Leave out the pictures and reproduce all of the data exactly.

Data listing:

--- start ---

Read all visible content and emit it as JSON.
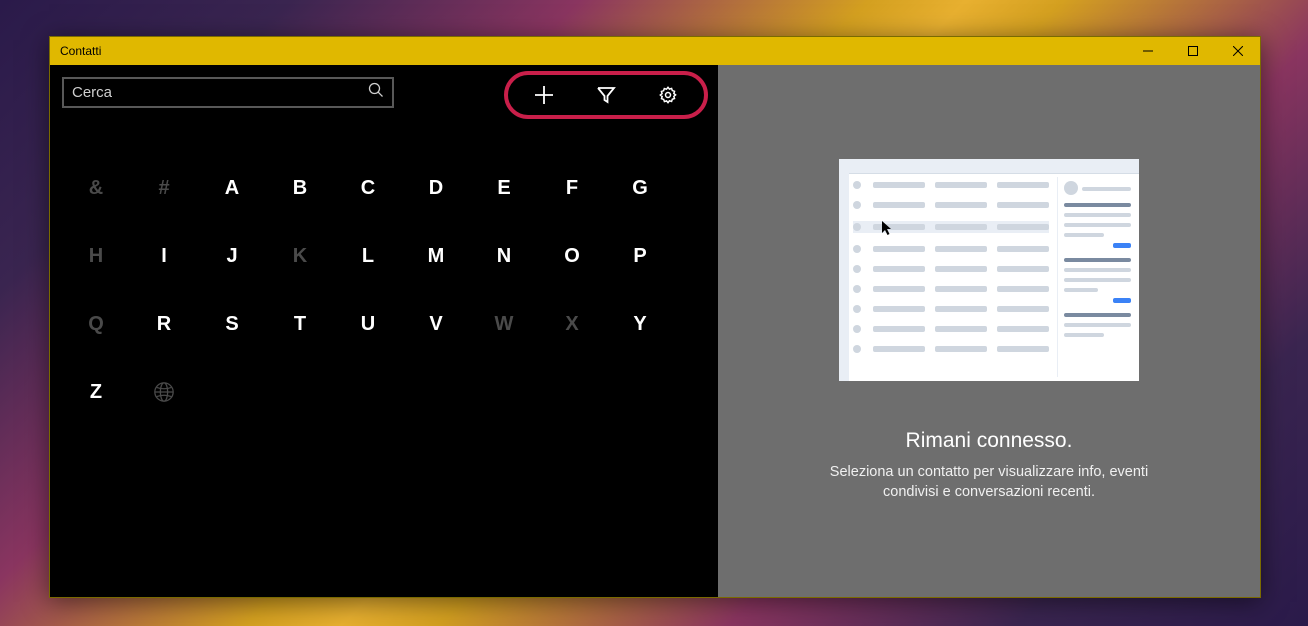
{
  "window": {
    "title": "Contatti"
  },
  "search": {
    "placeholder": "Cerca",
    "value": ""
  },
  "toolbar": {
    "add": "plus-icon",
    "filter": "filter-icon",
    "settings": "gear-icon"
  },
  "alpha_index": [
    {
      "label": "&",
      "enabled": false
    },
    {
      "label": "#",
      "enabled": false
    },
    {
      "label": "A",
      "enabled": true
    },
    {
      "label": "B",
      "enabled": true
    },
    {
      "label": "C",
      "enabled": true
    },
    {
      "label": "D",
      "enabled": true
    },
    {
      "label": "E",
      "enabled": true
    },
    {
      "label": "F",
      "enabled": true
    },
    {
      "label": "G",
      "enabled": true
    },
    {
      "label": "H",
      "enabled": false
    },
    {
      "label": "I",
      "enabled": true
    },
    {
      "label": "J",
      "enabled": true
    },
    {
      "label": "K",
      "enabled": false
    },
    {
      "label": "L",
      "enabled": true
    },
    {
      "label": "M",
      "enabled": true
    },
    {
      "label": "N",
      "enabled": true
    },
    {
      "label": "O",
      "enabled": true
    },
    {
      "label": "P",
      "enabled": true
    },
    {
      "label": "Q",
      "enabled": false
    },
    {
      "label": "R",
      "enabled": true
    },
    {
      "label": "S",
      "enabled": true
    },
    {
      "label": "T",
      "enabled": true
    },
    {
      "label": "U",
      "enabled": true
    },
    {
      "label": "V",
      "enabled": true
    },
    {
      "label": "W",
      "enabled": false
    },
    {
      "label": "X",
      "enabled": false
    },
    {
      "label": "Y",
      "enabled": true
    },
    {
      "label": "Z",
      "enabled": true
    },
    {
      "label": "globe",
      "enabled": false,
      "icon": true
    }
  ],
  "empty_state": {
    "title": "Rimani connesso.",
    "description": "Seleziona un contatto per visualizzare info, eventi condivisi e conversazioni recenti."
  }
}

--- end ---

- Problem solution:
Read all visible content and emit it as JSON.
{
  "window": {
    "title": "Contatti"
  },
  "search": {
    "placeholder": "Cerca",
    "value": ""
  },
  "toolbar": {
    "add": "plus-icon",
    "filter": "filter-icon",
    "settings": "gear-icon"
  },
  "alpha_index": [
    {
      "label": "&",
      "enabled": false
    },
    {
      "label": "#",
      "enabled": false
    },
    {
      "label": "A",
      "enabled": true
    },
    {
      "label": "B",
      "enabled": true
    },
    {
      "label": "C",
      "enabled": true
    },
    {
      "label": "D",
      "enabled": true
    },
    {
      "label": "E",
      "enabled": true
    },
    {
      "label": "F",
      "enabled": true
    },
    {
      "label": "G",
      "enabled": true
    },
    {
      "label": "H",
      "enabled": false
    },
    {
      "label": "I",
      "enabled": true
    },
    {
      "label": "J",
      "enabled": true
    },
    {
      "label": "K",
      "enabled": false
    },
    {
      "label": "L",
      "enabled": true
    },
    {
      "label": "M",
      "enabled": true
    },
    {
      "label": "N",
      "enabled": true
    },
    {
      "label": "O",
      "enabled": true
    },
    {
      "label": "P",
      "enabled": true
    },
    {
      "label": "Q",
      "enabled": false
    },
    {
      "label": "R",
      "enabled": true
    },
    {
      "label": "S",
      "enabled": true
    },
    {
      "label": "T",
      "enabled": true
    },
    {
      "label": "U",
      "enabled": true
    },
    {
      "label": "V",
      "enabled": true
    },
    {
      "label": "W",
      "enabled": false
    },
    {
      "label": "X",
      "enabled": false
    },
    {
      "label": "Y",
      "enabled": true
    },
    {
      "label": "Z",
      "enabled": true
    },
    {
      "label": "globe",
      "enabled": false,
      "icon": true
    }
  ],
  "empty_state": {
    "title": "Rimani connesso.",
    "description": "Seleziona un contatto per visualizzare info, eventi condivisi e conversazioni recenti."
  }
}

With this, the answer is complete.